> [Problem]
Sift the material for lines containing "человечества", and return them.

— Begin —

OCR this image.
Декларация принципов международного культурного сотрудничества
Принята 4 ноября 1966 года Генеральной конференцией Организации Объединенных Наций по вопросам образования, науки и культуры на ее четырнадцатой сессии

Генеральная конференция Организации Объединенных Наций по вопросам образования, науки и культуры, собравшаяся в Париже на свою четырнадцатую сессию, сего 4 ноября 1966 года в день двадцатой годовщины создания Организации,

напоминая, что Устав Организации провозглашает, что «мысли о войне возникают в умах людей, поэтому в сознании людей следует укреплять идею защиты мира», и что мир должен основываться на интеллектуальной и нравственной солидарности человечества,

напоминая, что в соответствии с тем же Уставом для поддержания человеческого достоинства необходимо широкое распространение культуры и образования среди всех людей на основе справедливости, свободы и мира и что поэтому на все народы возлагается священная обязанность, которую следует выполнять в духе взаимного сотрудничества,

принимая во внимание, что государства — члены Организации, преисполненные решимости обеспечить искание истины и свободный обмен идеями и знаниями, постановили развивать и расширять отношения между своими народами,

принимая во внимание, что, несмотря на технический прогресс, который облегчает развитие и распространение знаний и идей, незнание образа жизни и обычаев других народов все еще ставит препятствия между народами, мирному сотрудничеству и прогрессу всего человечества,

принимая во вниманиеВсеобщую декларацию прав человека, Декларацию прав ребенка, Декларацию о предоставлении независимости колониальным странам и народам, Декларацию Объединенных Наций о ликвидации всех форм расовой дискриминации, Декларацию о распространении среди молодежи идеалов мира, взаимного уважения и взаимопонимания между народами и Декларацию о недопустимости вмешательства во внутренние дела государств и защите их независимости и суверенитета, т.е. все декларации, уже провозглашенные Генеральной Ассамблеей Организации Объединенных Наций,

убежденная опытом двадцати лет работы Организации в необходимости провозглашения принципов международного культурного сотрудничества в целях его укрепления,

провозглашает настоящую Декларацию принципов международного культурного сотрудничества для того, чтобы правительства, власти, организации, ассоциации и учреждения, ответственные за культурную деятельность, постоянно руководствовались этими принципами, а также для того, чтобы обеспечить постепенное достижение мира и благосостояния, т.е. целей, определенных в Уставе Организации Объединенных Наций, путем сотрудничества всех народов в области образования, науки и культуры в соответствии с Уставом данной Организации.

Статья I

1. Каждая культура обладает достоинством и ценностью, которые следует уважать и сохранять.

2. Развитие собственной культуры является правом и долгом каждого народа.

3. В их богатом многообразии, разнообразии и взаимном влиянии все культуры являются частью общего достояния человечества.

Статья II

— End —

> [Task result]
напоминая, что Устав Организации провозглашает, что «мысли о войне возникают в умах людей, поэтому в сознании людей следует укреплять идею защиты мира», и что мир должен основываться на интеллектуальной и нравственной солидарности человечества,
принимая во внимание, что, несмотря на технический прогресс, который облегчает развитие и распространение знаний и идей, незнание образа жизни и обычаев других народов все еще ставит препятствия между народами, мирному сотрудничеству и прогрессу всего человечества,
3. В их богатом многообразии, разнообразии и взаимном влиянии все культуры являются частью общего достояния человечества.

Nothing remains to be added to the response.